[Material for this exercise]

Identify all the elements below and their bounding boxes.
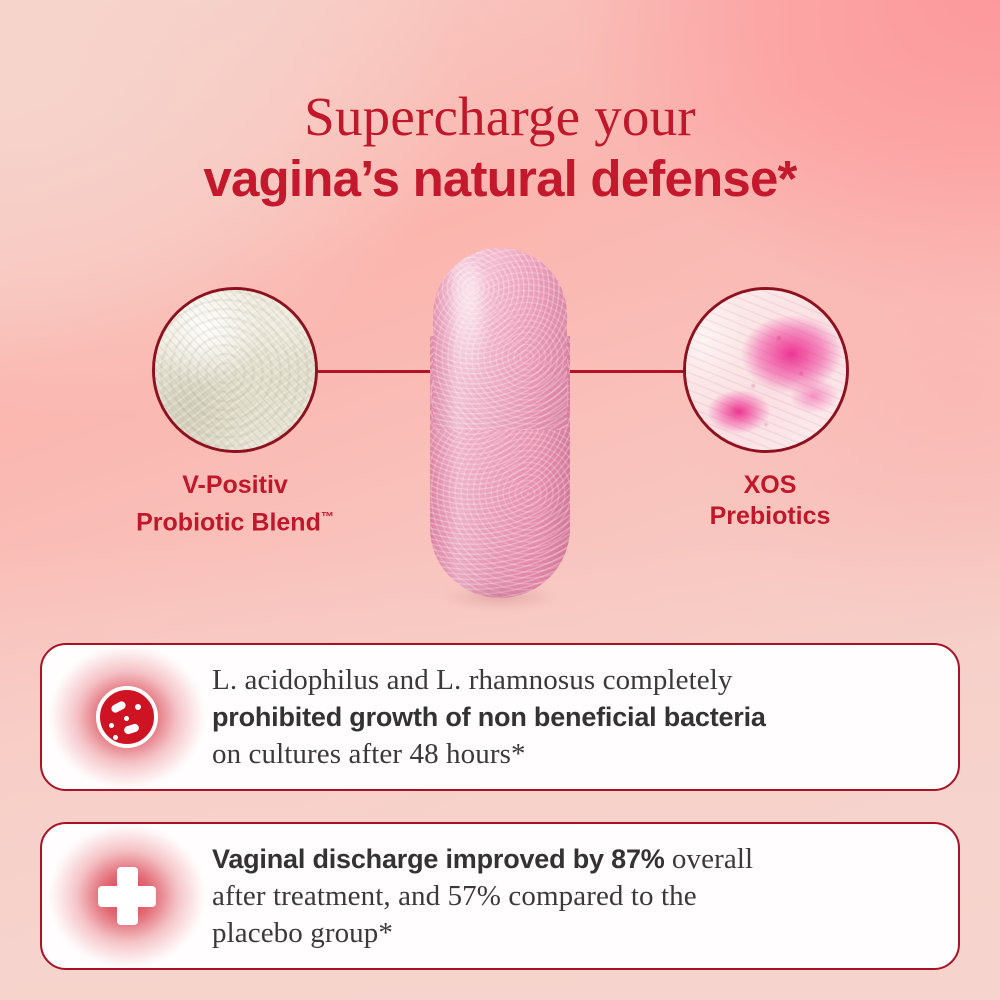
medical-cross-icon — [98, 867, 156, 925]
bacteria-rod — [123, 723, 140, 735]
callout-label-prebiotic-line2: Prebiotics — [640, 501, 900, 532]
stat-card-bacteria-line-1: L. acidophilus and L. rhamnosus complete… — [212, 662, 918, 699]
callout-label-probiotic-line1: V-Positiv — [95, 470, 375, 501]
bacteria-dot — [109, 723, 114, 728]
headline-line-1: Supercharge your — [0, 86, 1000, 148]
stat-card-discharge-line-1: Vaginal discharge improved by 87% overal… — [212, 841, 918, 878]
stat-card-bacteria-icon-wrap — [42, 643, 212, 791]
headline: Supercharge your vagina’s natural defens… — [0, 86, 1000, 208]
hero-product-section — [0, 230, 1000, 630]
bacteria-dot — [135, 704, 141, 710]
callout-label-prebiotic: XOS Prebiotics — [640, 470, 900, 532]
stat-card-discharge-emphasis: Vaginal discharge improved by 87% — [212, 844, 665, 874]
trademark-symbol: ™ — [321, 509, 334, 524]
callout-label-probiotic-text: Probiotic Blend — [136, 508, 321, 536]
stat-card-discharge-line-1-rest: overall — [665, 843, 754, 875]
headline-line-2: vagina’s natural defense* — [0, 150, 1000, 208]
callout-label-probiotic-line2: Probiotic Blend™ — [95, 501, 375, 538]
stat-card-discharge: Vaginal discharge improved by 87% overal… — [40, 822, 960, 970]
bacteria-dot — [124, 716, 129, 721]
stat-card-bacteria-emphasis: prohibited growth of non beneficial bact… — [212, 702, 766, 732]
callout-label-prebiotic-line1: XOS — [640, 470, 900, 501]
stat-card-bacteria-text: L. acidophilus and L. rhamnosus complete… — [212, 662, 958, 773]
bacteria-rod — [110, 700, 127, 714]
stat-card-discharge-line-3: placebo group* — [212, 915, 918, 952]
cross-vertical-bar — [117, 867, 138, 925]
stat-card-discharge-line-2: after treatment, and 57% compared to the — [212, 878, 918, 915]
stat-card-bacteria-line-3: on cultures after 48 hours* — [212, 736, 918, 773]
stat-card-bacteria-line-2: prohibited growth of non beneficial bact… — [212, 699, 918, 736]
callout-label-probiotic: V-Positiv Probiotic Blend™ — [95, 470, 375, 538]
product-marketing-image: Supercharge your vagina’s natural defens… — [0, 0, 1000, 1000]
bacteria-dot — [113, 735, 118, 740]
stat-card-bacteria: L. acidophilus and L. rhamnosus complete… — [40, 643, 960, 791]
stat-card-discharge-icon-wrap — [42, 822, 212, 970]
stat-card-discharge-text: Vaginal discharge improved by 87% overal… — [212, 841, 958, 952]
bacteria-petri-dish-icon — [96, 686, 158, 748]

[/Material for this exercise]
[Material for this exercise]

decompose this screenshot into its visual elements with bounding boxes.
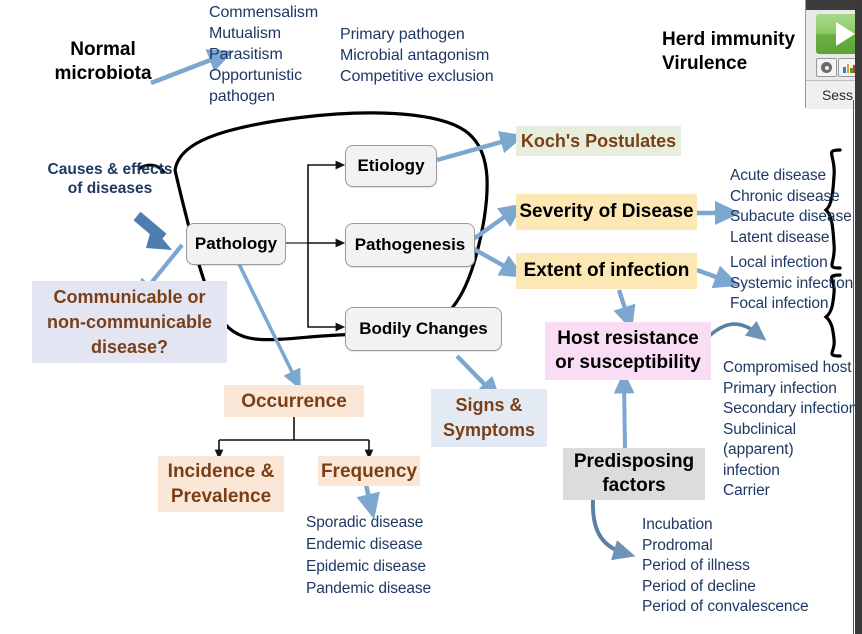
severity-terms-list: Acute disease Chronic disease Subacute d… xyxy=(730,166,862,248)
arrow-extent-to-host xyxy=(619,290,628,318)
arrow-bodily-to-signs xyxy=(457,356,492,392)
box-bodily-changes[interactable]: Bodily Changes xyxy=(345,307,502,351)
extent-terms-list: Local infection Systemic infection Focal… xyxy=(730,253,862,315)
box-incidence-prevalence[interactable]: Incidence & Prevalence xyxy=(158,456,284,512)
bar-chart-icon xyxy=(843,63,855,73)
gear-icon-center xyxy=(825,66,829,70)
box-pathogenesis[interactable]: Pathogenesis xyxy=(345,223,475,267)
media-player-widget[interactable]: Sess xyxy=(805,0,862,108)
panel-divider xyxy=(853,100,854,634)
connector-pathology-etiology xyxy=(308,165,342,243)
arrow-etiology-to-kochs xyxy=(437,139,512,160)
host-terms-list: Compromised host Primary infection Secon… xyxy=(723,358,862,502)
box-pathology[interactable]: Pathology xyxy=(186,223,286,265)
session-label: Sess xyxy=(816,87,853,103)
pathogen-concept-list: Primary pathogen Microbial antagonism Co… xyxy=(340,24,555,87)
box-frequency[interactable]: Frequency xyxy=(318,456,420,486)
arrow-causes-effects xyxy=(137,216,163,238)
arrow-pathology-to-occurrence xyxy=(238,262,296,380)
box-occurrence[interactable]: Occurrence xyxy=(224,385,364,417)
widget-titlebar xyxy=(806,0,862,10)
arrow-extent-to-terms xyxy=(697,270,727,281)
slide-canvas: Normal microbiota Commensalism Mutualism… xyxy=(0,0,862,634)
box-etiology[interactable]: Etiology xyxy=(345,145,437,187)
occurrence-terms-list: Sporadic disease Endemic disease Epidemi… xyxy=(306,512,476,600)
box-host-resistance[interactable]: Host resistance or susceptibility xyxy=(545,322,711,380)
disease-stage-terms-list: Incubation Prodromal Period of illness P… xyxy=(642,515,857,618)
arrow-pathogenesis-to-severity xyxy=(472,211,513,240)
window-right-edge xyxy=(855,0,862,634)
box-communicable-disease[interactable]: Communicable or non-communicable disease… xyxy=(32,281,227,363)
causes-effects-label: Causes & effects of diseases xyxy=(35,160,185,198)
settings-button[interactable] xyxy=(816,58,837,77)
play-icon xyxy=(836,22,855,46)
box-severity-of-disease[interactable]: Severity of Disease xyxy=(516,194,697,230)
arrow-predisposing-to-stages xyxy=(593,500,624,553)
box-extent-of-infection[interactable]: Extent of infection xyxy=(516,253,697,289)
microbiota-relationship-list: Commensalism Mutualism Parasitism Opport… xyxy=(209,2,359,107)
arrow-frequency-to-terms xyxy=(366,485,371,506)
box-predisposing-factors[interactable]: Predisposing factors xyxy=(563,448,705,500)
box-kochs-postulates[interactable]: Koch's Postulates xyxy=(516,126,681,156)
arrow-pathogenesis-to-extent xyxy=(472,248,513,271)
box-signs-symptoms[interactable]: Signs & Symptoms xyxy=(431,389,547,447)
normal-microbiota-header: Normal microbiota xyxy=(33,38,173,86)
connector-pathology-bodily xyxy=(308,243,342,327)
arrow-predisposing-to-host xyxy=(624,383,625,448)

[/Material for this exercise]
[Material for this exercise]

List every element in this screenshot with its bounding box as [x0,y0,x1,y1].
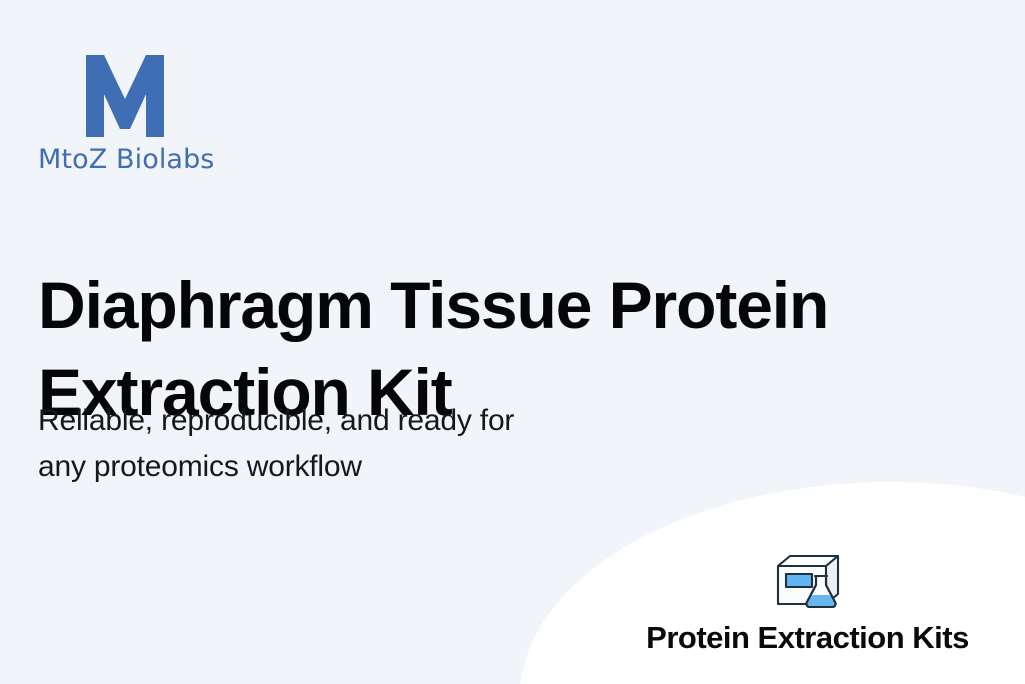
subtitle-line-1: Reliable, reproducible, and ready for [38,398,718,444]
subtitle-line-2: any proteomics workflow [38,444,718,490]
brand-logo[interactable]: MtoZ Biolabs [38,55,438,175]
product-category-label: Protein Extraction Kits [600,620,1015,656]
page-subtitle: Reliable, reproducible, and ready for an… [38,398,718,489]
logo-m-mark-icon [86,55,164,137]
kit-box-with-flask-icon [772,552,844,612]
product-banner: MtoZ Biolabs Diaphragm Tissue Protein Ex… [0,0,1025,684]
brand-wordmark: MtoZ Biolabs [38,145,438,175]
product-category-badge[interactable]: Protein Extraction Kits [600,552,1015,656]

[/Material for this exercise]

▶ [Work instructions]
Lines from the records above that hold "acidophilus" are the ones to list.

▶ [Solution below]
stat-card-bacteria-line-1: L. acidophilus and L. rhamnosus complete… — [212, 662, 918, 699]
stat-card-bacteria-text: L. acidophilus and L. rhamnosus complete… — [212, 662, 958, 773]
stat-card-bacteria: L. acidophilus and L. rhamnosus complete… — [40, 643, 960, 791]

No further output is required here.